* _PROBLEM DETAILS_: Which of the lines below contain the string "marker", matching case? Copy every such line.

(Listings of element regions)
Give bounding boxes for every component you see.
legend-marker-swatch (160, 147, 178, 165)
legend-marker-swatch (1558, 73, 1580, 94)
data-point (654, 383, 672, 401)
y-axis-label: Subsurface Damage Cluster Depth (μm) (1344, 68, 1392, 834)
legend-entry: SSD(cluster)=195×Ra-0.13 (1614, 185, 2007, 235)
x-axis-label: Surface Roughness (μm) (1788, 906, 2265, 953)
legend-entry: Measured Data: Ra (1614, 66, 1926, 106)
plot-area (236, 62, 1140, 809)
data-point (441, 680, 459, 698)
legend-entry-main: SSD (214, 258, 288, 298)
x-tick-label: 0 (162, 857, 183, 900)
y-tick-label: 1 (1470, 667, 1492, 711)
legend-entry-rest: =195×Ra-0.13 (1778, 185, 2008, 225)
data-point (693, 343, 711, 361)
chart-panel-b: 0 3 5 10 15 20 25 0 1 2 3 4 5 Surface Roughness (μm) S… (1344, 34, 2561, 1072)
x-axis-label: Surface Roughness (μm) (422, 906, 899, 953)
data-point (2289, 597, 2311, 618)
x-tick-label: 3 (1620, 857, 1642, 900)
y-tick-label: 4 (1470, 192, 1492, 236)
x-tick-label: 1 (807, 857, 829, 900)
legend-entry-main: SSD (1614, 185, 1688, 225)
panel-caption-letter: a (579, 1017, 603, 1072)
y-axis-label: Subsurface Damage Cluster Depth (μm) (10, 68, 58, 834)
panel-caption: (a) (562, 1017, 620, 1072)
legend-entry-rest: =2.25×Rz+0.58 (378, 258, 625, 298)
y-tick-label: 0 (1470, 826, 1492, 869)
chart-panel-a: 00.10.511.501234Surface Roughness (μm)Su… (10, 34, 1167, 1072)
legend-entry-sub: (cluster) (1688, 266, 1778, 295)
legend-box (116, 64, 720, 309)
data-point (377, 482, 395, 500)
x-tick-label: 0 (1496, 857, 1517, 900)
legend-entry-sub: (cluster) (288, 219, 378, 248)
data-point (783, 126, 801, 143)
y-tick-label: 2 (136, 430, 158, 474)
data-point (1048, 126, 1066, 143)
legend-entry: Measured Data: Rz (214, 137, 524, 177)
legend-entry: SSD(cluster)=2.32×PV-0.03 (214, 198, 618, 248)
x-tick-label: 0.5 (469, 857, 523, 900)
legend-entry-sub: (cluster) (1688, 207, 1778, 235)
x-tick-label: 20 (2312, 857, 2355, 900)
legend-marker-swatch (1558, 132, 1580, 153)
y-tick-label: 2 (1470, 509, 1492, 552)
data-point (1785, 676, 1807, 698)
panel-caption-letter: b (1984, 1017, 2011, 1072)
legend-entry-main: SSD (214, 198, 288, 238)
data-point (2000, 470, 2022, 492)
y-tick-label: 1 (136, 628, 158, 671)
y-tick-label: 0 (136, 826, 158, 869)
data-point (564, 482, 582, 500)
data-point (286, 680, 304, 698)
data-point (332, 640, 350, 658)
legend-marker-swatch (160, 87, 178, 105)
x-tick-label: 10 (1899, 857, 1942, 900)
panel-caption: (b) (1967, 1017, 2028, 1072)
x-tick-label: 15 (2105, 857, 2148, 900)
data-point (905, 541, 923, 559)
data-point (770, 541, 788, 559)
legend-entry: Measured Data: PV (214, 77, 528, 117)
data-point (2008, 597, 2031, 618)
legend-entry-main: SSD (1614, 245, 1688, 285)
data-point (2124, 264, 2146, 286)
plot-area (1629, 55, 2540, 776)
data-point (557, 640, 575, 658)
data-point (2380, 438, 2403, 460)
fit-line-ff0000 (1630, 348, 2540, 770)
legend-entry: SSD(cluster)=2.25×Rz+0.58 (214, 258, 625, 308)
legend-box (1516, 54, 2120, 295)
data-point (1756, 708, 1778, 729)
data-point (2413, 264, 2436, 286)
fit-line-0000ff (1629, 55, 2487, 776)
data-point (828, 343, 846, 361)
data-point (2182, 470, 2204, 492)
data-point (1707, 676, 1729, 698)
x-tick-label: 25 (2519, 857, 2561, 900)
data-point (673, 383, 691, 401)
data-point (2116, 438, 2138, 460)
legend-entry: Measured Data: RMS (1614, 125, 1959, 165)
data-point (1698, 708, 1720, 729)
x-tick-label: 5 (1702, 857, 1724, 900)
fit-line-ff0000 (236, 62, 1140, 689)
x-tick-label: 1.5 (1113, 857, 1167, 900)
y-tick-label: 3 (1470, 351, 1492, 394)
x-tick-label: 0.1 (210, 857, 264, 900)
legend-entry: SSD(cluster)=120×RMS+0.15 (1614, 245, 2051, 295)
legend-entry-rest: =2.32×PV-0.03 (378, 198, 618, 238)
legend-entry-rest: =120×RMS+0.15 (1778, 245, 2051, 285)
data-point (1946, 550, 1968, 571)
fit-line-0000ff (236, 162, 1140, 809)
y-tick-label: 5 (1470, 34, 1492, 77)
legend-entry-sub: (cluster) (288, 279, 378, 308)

* _SOLUTION FOR THIS TASK_:
legend-marker-swatch (160, 147, 178, 165)
legend-marker-swatch (1558, 73, 1580, 94)
legend-marker-swatch (1558, 132, 1580, 153)
legend-marker-swatch (160, 87, 178, 105)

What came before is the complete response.